Exercise goal: Return all of the data exactly, with nothing left out but the pictures.

(Data extracted from a collection)
>>>>

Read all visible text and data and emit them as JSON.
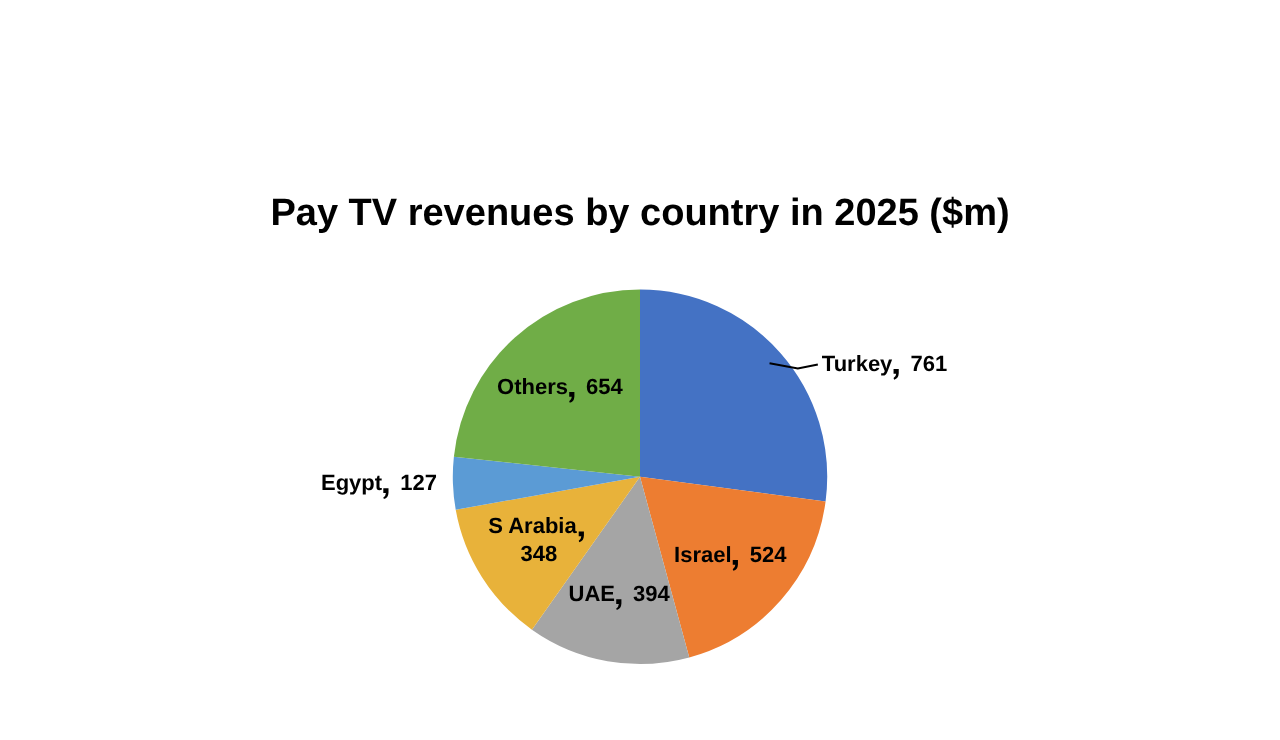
{
  "chart_data": {
    "type": "pie",
    "title": "Pay TV revenues by country in 2025 ($m)",
    "categories": [
      "Turkey",
      "Israel",
      "UAE",
      "S Arabia",
      "Egypt",
      "Others"
    ],
    "values": [
      761,
      524,
      394,
      348,
      127,
      654
    ],
    "colors": [
      "#4472c4",
      "#ed7d31",
      "#a5a5a5",
      "#e8b23a",
      "#5b9bd5",
      "#70ad47"
    ],
    "data_labels": true,
    "legend": false
  }
}
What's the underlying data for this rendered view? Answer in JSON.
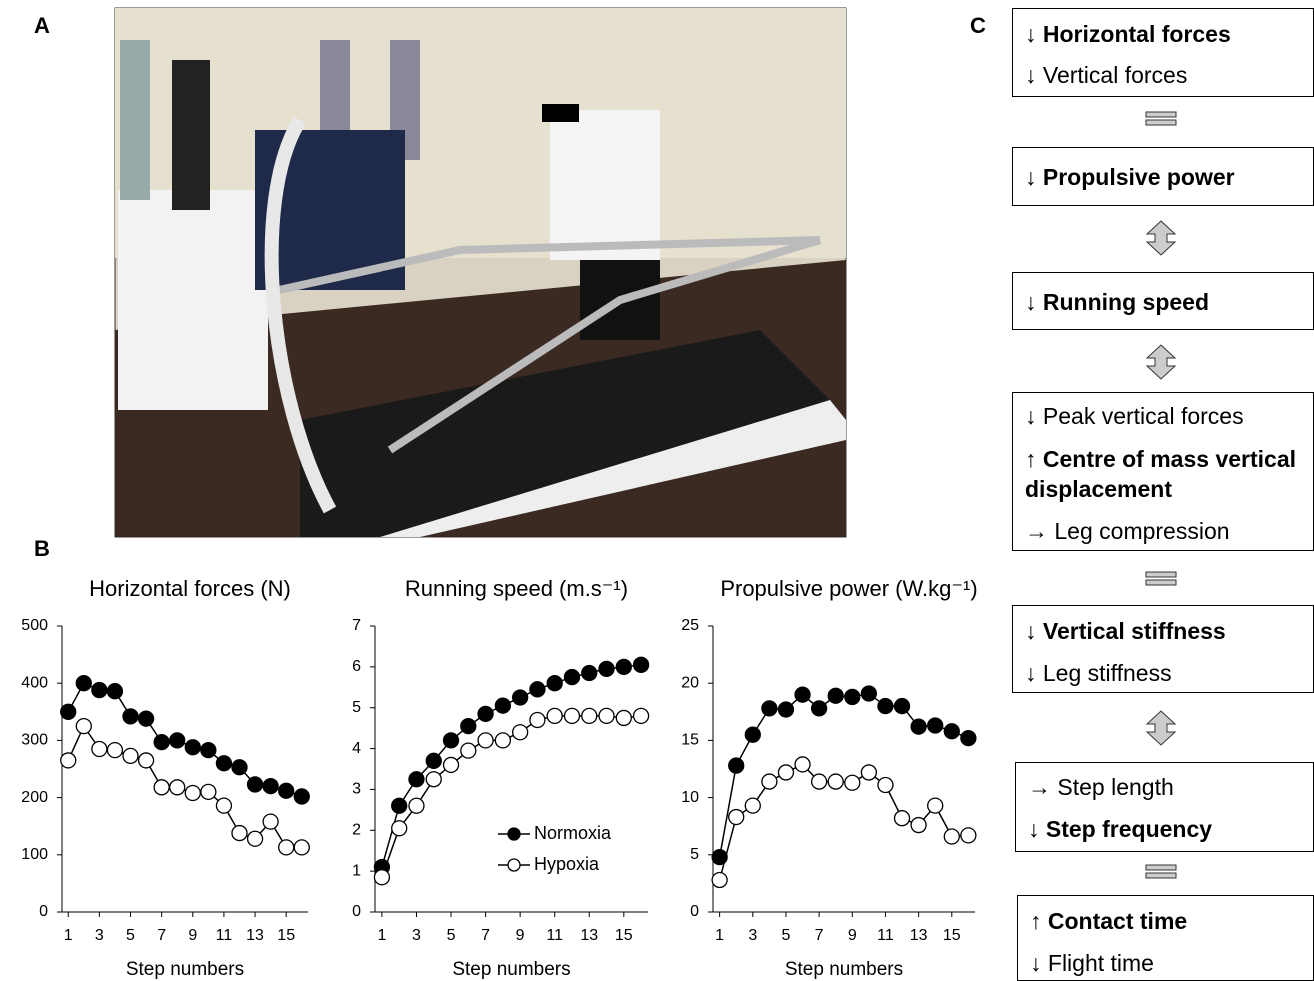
{
  "panel_labels": [
    "A",
    "B",
    "C"
  ],
  "chart_data": [
    {
      "type": "line",
      "title": "Horizontal forces (N)",
      "x_label": "Step numbers",
      "x": [
        1,
        2,
        3,
        4,
        5,
        6,
        7,
        8,
        9,
        10,
        11,
        12,
        13,
        14,
        15,
        16
      ],
      "xlim": [
        0.6,
        16.4
      ],
      "xticks": [
        1,
        3,
        5,
        7,
        9,
        11,
        13,
        15
      ],
      "ylim": [
        0,
        500
      ],
      "yticks": [
        0,
        100,
        200,
        300,
        400,
        500
      ],
      "legend": false,
      "series": [
        {
          "color": "#000000",
          "marker_fill": "#000000",
          "values": [
            350,
            400,
            388,
            386,
            342,
            338,
            297,
            300,
            288,
            283,
            260,
            253,
            223,
            220,
            212,
            202
          ]
        },
        {
          "color": "#000000",
          "marker_fill": "#ffffff",
          "values": [
            265,
            325,
            285,
            283,
            273,
            265,
            218,
            218,
            208,
            210,
            186,
            138,
            128,
            158,
            113,
            113
          ]
        }
      ]
    },
    {
      "type": "line",
      "title": "Running speed (m.s⁻¹)",
      "x_label": "Step numbers",
      "x": [
        1,
        2,
        3,
        4,
        5,
        6,
        7,
        8,
        9,
        10,
        11,
        12,
        13,
        14,
        15,
        16
      ],
      "xlim": [
        0.6,
        16.4
      ],
      "xticks": [
        1,
        3,
        5,
        7,
        9,
        11,
        13,
        15
      ],
      "ylim": [
        0,
        7
      ],
      "yticks": [
        0,
        1,
        2,
        3,
        4,
        5,
        6,
        7
      ],
      "legend": true,
      "legend_position": "lower right",
      "series": [
        {
          "name": "Normoxia",
          "color": "#000000",
          "marker_fill": "#000000",
          "values": [
            1.1,
            2.6,
            3.25,
            3.7,
            4.2,
            4.55,
            4.85,
            5.05,
            5.25,
            5.45,
            5.6,
            5.75,
            5.85,
            5.95,
            6.0,
            6.05
          ]
        },
        {
          "name": "Hypoxia",
          "color": "#000000",
          "marker_fill": "#ffffff",
          "values": [
            0.85,
            2.05,
            2.6,
            3.25,
            3.6,
            3.95,
            4.2,
            4.2,
            4.4,
            4.7,
            4.8,
            4.8,
            4.8,
            4.8,
            4.75,
            4.8
          ]
        }
      ]
    },
    {
      "type": "line",
      "title": "Propulsive power (W.kg⁻¹)",
      "x_label": "Step numbers",
      "x": [
        1,
        2,
        3,
        4,
        5,
        6,
        7,
        8,
        9,
        10,
        11,
        12,
        13,
        14,
        15,
        16
      ],
      "xlim": [
        0.6,
        16.4
      ],
      "xticks": [
        1,
        3,
        5,
        7,
        9,
        11,
        13,
        15
      ],
      "ylim": [
        0,
        25
      ],
      "yticks": [
        0,
        5,
        10,
        15,
        20,
        25
      ],
      "legend": false,
      "series": [
        {
          "color": "#000000",
          "marker_fill": "#000000",
          "values": [
            4.8,
            12.8,
            15.5,
            17.8,
            17.7,
            19,
            17.8,
            18.9,
            18.8,
            19.1,
            18,
            18,
            16.2,
            16.3,
            15.8,
            15.2
          ]
        },
        {
          "color": "#000000",
          "marker_fill": "#ffffff",
          "values": [
            2.8,
            8.3,
            9.3,
            11.4,
            12.2,
            12.9,
            11.4,
            11.4,
            11.3,
            12.2,
            11.1,
            8.2,
            7.6,
            9.3,
            6.6,
            6.7
          ]
        }
      ]
    }
  ],
  "flow": {
    "boxes": [
      [
        "↓ Horizontal forces",
        "↓ Vertical forces"
      ],
      [
        "↓ Propulsive power"
      ],
      [
        "↓ Running speed"
      ],
      [
        "↓ Peak vertical forces",
        "↑ Centre of mass vertical displacement",
        "→ Leg compression"
      ],
      [
        "↓ Vertical stiffness",
        "↓ Leg stiffness"
      ],
      [
        "→ Step length",
        "↓ Step frequency"
      ],
      [
        "↑ Contact time",
        "↓ Flight time"
      ]
    ]
  }
}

<<<<

Answer to the problem:
Read all visible text and data and emit them as JSON.
{
  "chart_data": {
    "type": "pie",
    "title": "Pay TV revenues by country in 2025 ($m)",
    "categories": [
      "Turkey",
      "Israel",
      "UAE",
      "S Arabia",
      "Egypt",
      "Others"
    ],
    "values": [
      761,
      524,
      394,
      348,
      127,
      654
    ],
    "colors": [
      "#4472c4",
      "#ed7d31",
      "#a5a5a5",
      "#e8b23a",
      "#5b9bd5",
      "#70ad47"
    ],
    "data_labels": true,
    "legend": false
  }
}
What's the underlying data for this rendered view? Answer in JSON.
{
  "panel_labels": [
    "A",
    "B",
    "C"
  ],
  "chart_data": [
    {
      "type": "line",
      "title": "Horizontal forces (N)",
      "x_label": "Step numbers",
      "x": [
        1,
        2,
        3,
        4,
        5,
        6,
        7,
        8,
        9,
        10,
        11,
        12,
        13,
        14,
        15,
        16
      ],
      "xlim": [
        0.6,
        16.4
      ],
      "xticks": [
        1,
        3,
        5,
        7,
        9,
        11,
        13,
        15
      ],
      "ylim": [
        0,
        500
      ],
      "yticks": [
        0,
        100,
        200,
        300,
        400,
        500
      ],
      "legend": false,
      "series": [
        {
          "color": "#000000",
          "marker_fill": "#000000",
          "values": [
            350,
            400,
            388,
            386,
            342,
            338,
            297,
            300,
            288,
            283,
            260,
            253,
            223,
            220,
            212,
            202
          ]
        },
        {
          "color": "#000000",
          "marker_fill": "#ffffff",
          "values": [
            265,
            325,
            285,
            283,
            273,
            265,
            218,
            218,
            208,
            210,
            186,
            138,
            128,
            158,
            113,
            113
          ]
        }
      ]
    },
    {
      "type": "line",
      "title": "Running speed (m.s⁻¹)",
      "x_label": "Step numbers",
      "x": [
        1,
        2,
        3,
        4,
        5,
        6,
        7,
        8,
        9,
        10,
        11,
        12,
        13,
        14,
        15,
        16
      ],
      "xlim": [
        0.6,
        16.4
      ],
      "xticks": [
        1,
        3,
        5,
        7,
        9,
        11,
        13,
        15
      ],
      "ylim": [
        0,
        7
      ],
      "yticks": [
        0,
        1,
        2,
        3,
        4,
        5,
        6,
        7
      ],
      "legend": true,
      "legend_position": "lower right",
      "series": [
        {
          "name": "Normoxia",
          "color": "#000000",
          "marker_fill": "#000000",
          "values": [
            1.1,
            2.6,
            3.25,
            3.7,
            4.2,
            4.55,
            4.85,
            5.05,
            5.25,
            5.45,
            5.6,
            5.75,
            5.85,
            5.95,
            6.0,
            6.05
          ]
        },
        {
          "name": "Hypoxia",
          "color": "#000000",
          "marker_fill": "#ffffff",
          "values": [
            0.85,
            2.05,
            2.6,
            3.25,
            3.6,
            3.95,
            4.2,
            4.2,
            4.4,
            4.7,
            4.8,
            4.8,
            4.8,
            4.8,
            4.75,
            4.8
          ]
        }
      ]
    },
    {
      "type": "line",
      "title": "Propulsive power (W.kg⁻¹)",
      "x_label": "Step numbers",
      "x": [
        1,
        2,
        3,
        4,
        5,
        6,
        7,
        8,
        9,
        10,
        11,
        12,
        13,
        14,
        15,
        16
      ],
      "xlim": [
        0.6,
        16.4
      ],
      "xticks": [
        1,
        3,
        5,
        7,
        9,
        11,
        13,
        15
      ],
      "ylim": [
        0,
        25
      ],
      "yticks": [
        0,
        5,
        10,
        15,
        20,
        25
      ],
      "legend": false,
      "series": [
        {
          "color": "#000000",
          "marker_fill": "#000000",
          "values": [
            4.8,
            12.8,
            15.5,
            17.8,
            17.7,
            19,
            17.8,
            18.9,
            18.8,
            19.1,
            18,
            18,
            16.2,
            16.3,
            15.8,
            15.2
          ]
        },
        {
          "color": "#000000",
          "marker_fill": "#ffffff",
          "values": [
            2.8,
            8.3,
            9.3,
            11.4,
            12.2,
            12.9,
            11.4,
            11.4,
            11.3,
            12.2,
            11.1,
            8.2,
            7.6,
            9.3,
            6.6,
            6.7
          ]
        }
      ]
    }
  ],
  "flow": {
    "boxes": [
      [
        "↓ Horizontal forces",
        "↓ Vertical forces"
      ],
      [
        "↓ Propulsive power"
      ],
      [
        "↓ Running speed"
      ],
      [
        "↓ Peak vertical forces",
        "↑ Centre of mass vertical displacement",
        "→ Leg compression"
      ],
      [
        "↓ Vertical stiffness",
        "↓ Leg stiffness"
      ],
      [
        "→ Step length",
        "↓ Step frequency"
      ],
      [
        "↑ Contact time",
        "↓ Flight time"
      ]
    ]
  }
}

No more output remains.